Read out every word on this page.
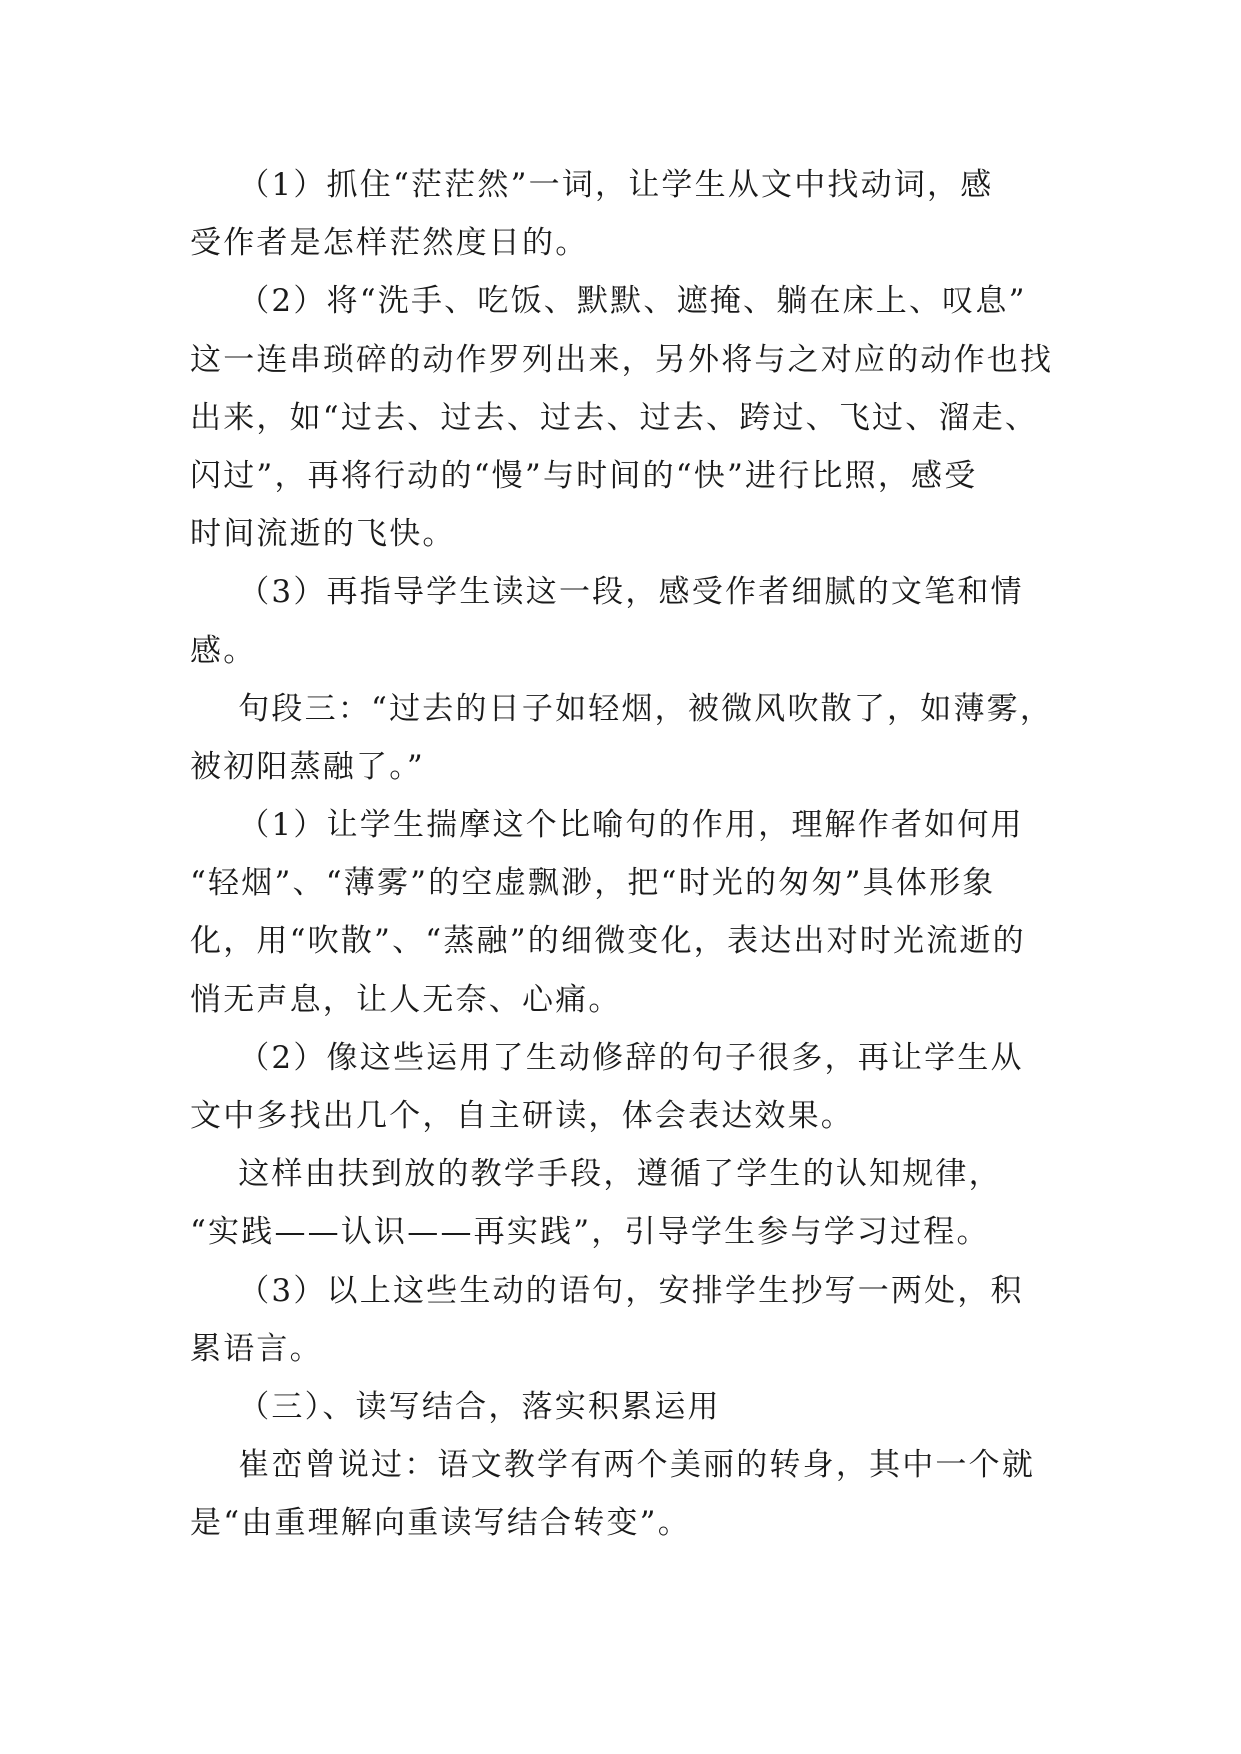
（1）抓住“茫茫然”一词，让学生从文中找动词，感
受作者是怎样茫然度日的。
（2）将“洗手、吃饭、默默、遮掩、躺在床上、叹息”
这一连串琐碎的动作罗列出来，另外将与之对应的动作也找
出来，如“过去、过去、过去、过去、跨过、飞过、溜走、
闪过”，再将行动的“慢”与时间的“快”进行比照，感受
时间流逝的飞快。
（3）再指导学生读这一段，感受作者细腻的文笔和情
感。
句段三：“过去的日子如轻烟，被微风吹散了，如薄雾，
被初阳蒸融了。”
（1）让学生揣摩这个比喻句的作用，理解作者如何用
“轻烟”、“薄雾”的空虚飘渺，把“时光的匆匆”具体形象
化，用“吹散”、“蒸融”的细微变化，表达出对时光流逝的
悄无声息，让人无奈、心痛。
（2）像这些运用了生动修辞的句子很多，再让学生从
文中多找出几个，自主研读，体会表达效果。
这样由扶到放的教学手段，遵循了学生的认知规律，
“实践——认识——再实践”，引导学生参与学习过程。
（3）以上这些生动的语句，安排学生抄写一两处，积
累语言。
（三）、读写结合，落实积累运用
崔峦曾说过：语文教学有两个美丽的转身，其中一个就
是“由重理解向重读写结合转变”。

- What needs to be done: Exclude the pictures and repeat every other part of the records word for word.

- Result below:
Read out every word on this page.
（1）抓住“茫茫然”一词，让学生从文中找动词，感
受作者是怎样茫然度日的。
（2）将“洗手、吃饭、默默、遮掩、躺在床上、叹息”
这一连串琐碎的动作罗列出来，另外将与之对应的动作也找
出来，如“过去、过去、过去、过去、跨过、飞过、溜走、
闪过”，再将行动的“慢”与时间的“快”进行比照，感受
时间流逝的飞快。
（3）再指导学生读这一段，感受作者细腻的文笔和情
感。
句段三：“过去的日子如轻烟，被微风吹散了，如薄雾，
被初阳蒸融了。”
（1）让学生揣摩这个比喻句的作用，理解作者如何用
“轻烟”、“薄雾”的空虚飘渺，把“时光的匆匆”具体形象
化，用“吹散”、“蒸融”的细微变化，表达出对时光流逝的
悄无声息，让人无奈、心痛。
（2）像这些运用了生动修辞的句子很多，再让学生从
文中多找出几个，自主研读，体会表达效果。
这样由扶到放的教学手段，遵循了学生的认知规律，
“实践——认识——再实践”，引导学生参与学习过程。
（3）以上这些生动的语句，安排学生抄写一两处，积
累语言。
（三）、读写结合，落实积累运用
崔峦曾说过：语文教学有两个美丽的转身，其中一个就
是“由重理解向重读写结合转变”。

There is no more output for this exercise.